[Work instructions]
Reproduce all the lines exactly as they stand, apart from the pictures.

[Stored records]

⁂

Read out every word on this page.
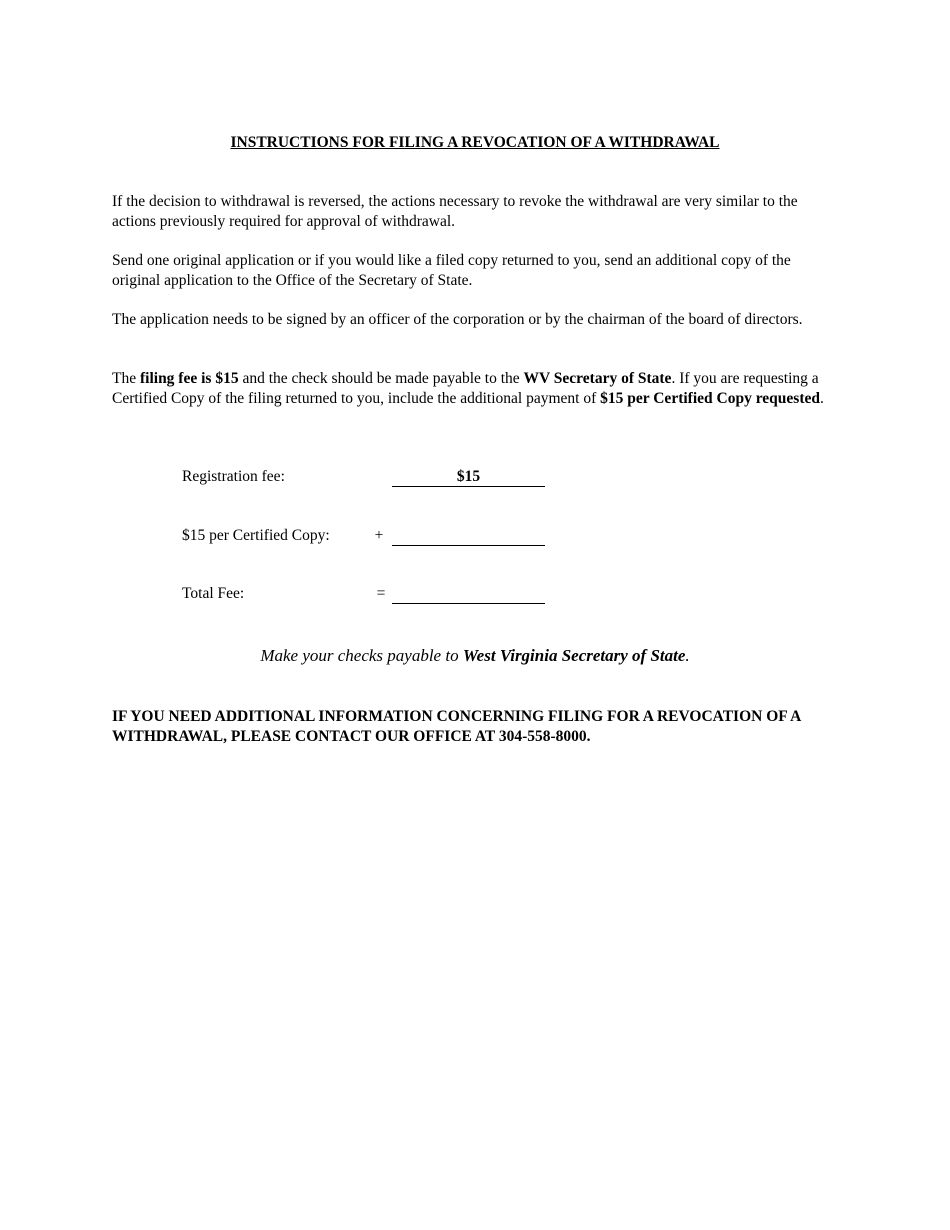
INSTRUCTIONS FOR FILING A REVOCATION OF A WITHDRAWAL

If the decision to withdrawal is reversed, the actions necessary to revoke the withdrawal are very similar to the actions previously required for approval of withdrawal.

Send one original application or if you would like a filed copy returned to you, send an additional copy of the original application to the Office of the Secretary of State.

The application needs to be signed by an officer of the corporation or by the chairman of the board of directors.

The filing fee is $15 and the check should be made payable to the WV Secretary of State. If you are requesting a Certified Copy of the filing returned to you, include the additional payment of $15 per Certified Copy requested.

Registration fee:	$15
$15 per Certified Copy:	+
Total Fee:	=
Make your checks payable to West Virginia Secretary of State.

IF YOU NEED ADDITIONAL INFORMATION CONCERNING FILING FOR A REVOCATION OF A WITHDRAWAL, PLEASE CONTACT OUR OFFICE AT 304-558-8000.
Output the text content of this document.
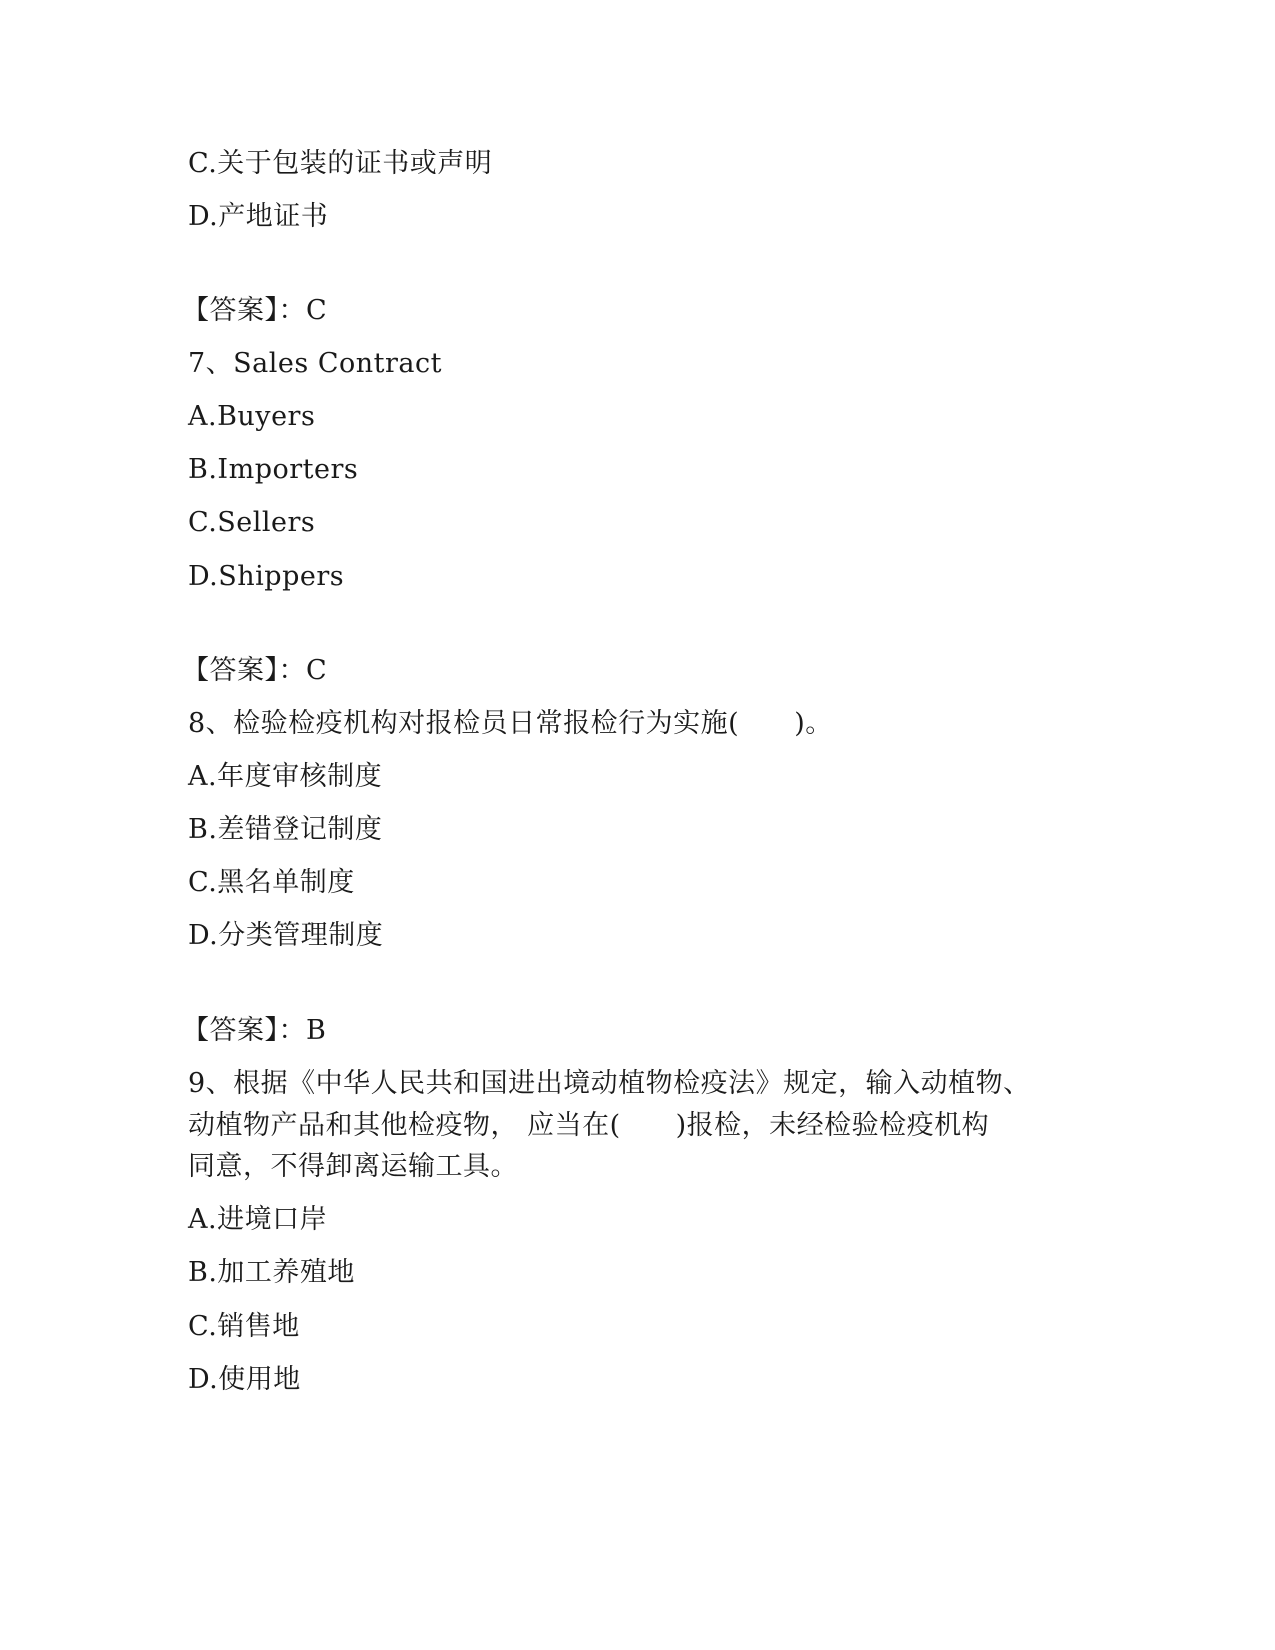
C.关于包装的证书或声明
D.产地证书
【答案】：C
7、Sales Contract
A.Buyers
B.Importers
C.Sellers
D.Shippers
【答案】：C
8、检验检疫机构对报检员日常报检行为实施(　　)。
A.年度审核制度
B.差错登记制度
C.黑名单制度
D.分类管理制度
【答案】：B
9、根据《中华人民共和国进出境动植物检疫法》规定，输入动植物、
动植物产品和其他检疫物， 应当在(　　)报检，未经检验检疫机构
同意，不得卸离运输工具。
A.进境口岸
B.加工养殖地
C.销售地
D.使用地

⁂

[The output]
Read out every word on this page.
INSTRUCTIONS FOR FILING A REVOCATION OF A WITHDRAWAL

If the decision to withdrawal is reversed, the actions necessary to revoke the withdrawal are very similar to the actions previously required for approval of withdrawal.

Send one original application or if you would like a filed copy returned to you, send an additional copy of the original application to the Office of the Secretary of State.

The application needs to be signed by an officer of the corporation or by the chairman of the board of directors.

The filing fee is $15 and the check should be made payable to the WV Secretary of State. If you are requesting a Certified Copy of the filing returned to you, include the additional payment of $15 per Certified Copy requested.

Registration fee:	$15
$15 per Certified Copy:	+
Total Fee:	=
Make your checks payable to West Virginia Secretary of State.

IF YOU NEED ADDITIONAL INFORMATION CONCERNING FILING FOR A REVOCATION OF A WITHDRAWAL, PLEASE CONTACT OUR OFFICE AT 304-558-8000.
Output the text content of this document.
C.关于包装的证书或声明
D.产地证书
【答案】：C
7、Sales Contract
A.Buyers
B.Importers
C.Sellers
D.Shippers
【答案】：C
8、检验检疫机构对报检员日常报检行为实施(　　)。
A.年度审核制度
B.差错登记制度
C.黑名单制度
D.分类管理制度
【答案】：B
9、根据《中华人民共和国进出境动植物检疫法》规定，输入动植物、
动植物产品和其他检疫物， 应当在(　　)报检，未经检验检疫机构
同意，不得卸离运输工具。
A.进境口岸
B.加工养殖地
C.销售地
D.使用地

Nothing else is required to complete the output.